Data records
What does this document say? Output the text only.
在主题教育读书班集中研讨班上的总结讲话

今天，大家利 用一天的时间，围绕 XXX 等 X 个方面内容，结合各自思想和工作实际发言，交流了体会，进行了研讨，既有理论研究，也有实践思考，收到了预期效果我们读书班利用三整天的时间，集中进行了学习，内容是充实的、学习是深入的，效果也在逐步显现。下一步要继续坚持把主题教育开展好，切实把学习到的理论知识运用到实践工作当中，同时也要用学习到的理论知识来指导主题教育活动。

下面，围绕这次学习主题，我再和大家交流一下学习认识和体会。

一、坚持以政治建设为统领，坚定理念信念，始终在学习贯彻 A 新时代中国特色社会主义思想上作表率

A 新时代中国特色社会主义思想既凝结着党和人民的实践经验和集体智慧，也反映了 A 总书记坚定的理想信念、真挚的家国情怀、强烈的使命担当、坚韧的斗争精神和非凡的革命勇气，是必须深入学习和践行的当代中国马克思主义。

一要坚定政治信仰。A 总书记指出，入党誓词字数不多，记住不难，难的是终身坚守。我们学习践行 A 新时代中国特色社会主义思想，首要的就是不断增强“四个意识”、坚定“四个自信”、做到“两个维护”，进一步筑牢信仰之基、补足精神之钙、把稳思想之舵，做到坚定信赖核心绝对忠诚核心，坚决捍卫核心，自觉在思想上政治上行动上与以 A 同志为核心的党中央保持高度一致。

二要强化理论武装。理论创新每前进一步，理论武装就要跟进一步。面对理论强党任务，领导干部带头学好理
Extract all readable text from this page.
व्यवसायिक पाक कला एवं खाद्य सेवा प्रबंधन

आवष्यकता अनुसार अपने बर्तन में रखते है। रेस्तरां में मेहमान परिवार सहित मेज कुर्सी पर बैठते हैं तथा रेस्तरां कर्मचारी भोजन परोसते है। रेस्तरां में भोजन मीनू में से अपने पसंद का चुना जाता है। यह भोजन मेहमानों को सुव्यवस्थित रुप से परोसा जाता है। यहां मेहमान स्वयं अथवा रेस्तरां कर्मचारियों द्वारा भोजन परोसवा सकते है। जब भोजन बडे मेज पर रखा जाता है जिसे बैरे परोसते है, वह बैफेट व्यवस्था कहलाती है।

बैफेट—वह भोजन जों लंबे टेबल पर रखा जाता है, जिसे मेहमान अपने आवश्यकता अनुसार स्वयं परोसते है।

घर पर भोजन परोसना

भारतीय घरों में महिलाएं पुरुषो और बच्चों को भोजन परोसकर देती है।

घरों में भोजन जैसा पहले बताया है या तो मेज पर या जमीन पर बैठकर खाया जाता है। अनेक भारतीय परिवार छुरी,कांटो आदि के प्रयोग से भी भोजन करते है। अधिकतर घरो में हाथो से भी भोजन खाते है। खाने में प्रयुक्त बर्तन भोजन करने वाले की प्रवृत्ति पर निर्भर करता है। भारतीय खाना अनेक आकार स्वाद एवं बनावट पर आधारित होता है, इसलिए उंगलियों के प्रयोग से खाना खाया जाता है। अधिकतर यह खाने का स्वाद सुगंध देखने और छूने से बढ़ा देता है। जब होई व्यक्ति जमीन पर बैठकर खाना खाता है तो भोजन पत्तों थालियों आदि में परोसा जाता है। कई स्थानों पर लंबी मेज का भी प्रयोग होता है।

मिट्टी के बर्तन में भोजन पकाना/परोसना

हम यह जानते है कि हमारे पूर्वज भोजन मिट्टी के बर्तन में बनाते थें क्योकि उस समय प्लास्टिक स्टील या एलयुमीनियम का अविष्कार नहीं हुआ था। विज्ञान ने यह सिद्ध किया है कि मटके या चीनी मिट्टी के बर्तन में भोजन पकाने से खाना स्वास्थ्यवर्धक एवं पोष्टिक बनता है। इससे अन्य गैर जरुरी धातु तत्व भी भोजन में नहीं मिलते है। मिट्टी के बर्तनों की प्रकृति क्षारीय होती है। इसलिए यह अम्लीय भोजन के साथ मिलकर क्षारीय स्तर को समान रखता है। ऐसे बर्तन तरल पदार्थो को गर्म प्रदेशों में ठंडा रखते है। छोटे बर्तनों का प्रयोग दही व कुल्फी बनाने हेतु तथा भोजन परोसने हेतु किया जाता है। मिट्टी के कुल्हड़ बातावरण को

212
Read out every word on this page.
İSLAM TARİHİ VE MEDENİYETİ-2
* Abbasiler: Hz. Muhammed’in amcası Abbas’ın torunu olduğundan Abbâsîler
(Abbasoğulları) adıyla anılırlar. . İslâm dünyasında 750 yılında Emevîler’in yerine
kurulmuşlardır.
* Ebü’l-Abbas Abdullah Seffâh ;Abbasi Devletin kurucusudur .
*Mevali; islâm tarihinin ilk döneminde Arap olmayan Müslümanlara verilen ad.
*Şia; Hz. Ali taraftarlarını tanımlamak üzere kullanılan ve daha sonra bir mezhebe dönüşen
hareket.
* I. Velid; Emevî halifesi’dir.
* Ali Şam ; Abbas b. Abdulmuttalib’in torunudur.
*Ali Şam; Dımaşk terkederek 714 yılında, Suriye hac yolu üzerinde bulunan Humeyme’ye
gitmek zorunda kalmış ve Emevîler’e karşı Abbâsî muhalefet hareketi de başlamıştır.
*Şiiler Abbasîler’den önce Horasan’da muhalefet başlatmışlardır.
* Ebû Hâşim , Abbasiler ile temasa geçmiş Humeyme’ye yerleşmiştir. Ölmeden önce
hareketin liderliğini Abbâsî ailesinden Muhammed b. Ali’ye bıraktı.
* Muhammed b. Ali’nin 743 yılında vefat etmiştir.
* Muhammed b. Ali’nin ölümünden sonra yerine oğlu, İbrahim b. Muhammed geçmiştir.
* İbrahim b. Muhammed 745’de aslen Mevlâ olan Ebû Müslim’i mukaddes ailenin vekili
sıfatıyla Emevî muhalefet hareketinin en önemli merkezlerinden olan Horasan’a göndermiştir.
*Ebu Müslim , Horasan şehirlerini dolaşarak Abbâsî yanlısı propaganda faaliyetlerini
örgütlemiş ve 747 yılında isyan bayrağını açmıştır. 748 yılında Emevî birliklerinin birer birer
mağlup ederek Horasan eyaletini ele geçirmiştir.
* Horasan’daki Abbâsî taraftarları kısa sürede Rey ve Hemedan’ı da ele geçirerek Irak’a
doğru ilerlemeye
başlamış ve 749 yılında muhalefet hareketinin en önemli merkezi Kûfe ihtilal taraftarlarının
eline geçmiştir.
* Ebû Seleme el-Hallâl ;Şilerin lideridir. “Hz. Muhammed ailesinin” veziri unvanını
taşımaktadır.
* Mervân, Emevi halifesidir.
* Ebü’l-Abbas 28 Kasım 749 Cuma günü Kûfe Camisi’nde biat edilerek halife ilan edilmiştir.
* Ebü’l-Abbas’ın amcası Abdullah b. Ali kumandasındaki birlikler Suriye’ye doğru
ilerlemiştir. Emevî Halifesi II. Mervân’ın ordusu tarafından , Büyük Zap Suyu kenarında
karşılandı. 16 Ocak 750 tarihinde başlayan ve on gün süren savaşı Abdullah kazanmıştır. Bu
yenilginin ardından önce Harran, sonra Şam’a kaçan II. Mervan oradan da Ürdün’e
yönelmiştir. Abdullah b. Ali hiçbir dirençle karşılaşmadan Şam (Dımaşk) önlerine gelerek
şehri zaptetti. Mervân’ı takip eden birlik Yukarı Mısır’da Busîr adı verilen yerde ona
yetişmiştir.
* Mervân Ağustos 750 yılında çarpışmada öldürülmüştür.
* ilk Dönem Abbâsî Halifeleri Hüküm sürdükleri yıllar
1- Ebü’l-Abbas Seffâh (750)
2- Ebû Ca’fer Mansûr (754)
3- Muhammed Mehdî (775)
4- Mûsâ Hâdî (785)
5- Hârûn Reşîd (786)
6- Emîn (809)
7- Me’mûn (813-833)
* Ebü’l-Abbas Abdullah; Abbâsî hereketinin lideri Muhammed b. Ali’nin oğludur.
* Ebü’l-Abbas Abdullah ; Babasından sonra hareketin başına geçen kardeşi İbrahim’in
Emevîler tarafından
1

Aim of the task
In the entries above, identify each line that includes the string "İbrahim", then copy it.

Task response
* Muhammed b. Ali’nin ölümünden sonra yerine oğlu, İbrahim b. Muhammed geçmiştir.
* İbrahim b. Muhammed 745’de aslen Mevlâ olan Ebû Müslim’i mukaddes ailenin vekili
* Ebü’l-Abbas Abdullah ; Babasından sonra hareketin başına geçen kardeşi İbrahim’in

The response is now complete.